Requirement
Reproduce every entry exactly, without alteration.

Records for this task
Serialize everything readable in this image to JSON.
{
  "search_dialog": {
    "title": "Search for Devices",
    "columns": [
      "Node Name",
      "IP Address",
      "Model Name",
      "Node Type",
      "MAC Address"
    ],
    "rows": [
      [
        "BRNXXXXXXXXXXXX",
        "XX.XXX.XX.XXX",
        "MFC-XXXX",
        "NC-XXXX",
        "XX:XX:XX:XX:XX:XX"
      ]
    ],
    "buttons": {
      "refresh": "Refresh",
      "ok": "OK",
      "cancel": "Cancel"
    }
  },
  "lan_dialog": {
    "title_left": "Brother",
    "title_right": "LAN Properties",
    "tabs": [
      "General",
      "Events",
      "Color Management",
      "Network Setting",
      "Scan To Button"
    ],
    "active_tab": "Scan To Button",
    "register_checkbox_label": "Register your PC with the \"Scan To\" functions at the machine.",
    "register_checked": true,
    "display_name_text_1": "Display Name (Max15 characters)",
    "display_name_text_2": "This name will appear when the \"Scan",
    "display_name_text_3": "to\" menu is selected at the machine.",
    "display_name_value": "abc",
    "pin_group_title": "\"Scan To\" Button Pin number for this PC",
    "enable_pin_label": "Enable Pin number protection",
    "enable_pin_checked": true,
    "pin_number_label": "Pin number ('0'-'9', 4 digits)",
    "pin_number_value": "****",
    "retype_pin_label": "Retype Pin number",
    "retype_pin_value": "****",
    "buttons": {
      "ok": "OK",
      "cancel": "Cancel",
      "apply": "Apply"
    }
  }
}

Result
Serialize everything readable in this image to JSON.
{
  "search_dialog": {
    "title": "Search for Devices",
    "columns": [
      "Node Name",
      "IP Address",
      "Model Name",
      "Node Type",
      "MAC Address"
    ],
    "rows": [
      [
        "BRNXXXXXXXXXXXX",
        "XX.XXX.XX.XXX",
        "MFC-XXXX",
        "NC-XXXX",
        "XX:XX:XX:XX:XX:XX"
      ]
    ],
    "buttons": {
      "refresh": "Refresh",
      "ok": "OK",
      "cancel": "Cancel"
    }
  },
  "lan_dialog": {
    "title_left": "Brother",
    "title_right": "LAN Properties",
    "tabs": [
      "General",
      "Events",
      "Color Management",
      "Network Setting",
      "Scan To Button"
    ],
    "active_tab": "Scan To Button",
    "register_checkbox_label": "Register your PC with the \"Scan To\" functions at the machine.",
    "register_checked": true,
    "display_name_text_1": "Display Name (Max15 characters)",
    "display_name_text_2": "This name will appear when the \"Scan",
    "display_name_text_3": "to\" menu is selected at the machine.",
    "display_name_value": "abc",
    "pin_group_title": "\"Scan To\" Button Pin number for this PC",
    "enable_pin_label": "Enable Pin number protection",
    "enable_pin_checked": true,
    "pin_number_label": "Pin number ('0'-'9', 4 digits)",
    "pin_number_value": "****",
    "retype_pin_label": "Retype Pin number",
    "retype_pin_value": "****",
    "buttons": {
      "ok": "OK",
      "cancel": "Cancel",
      "apply": "Apply"
    }
  }
}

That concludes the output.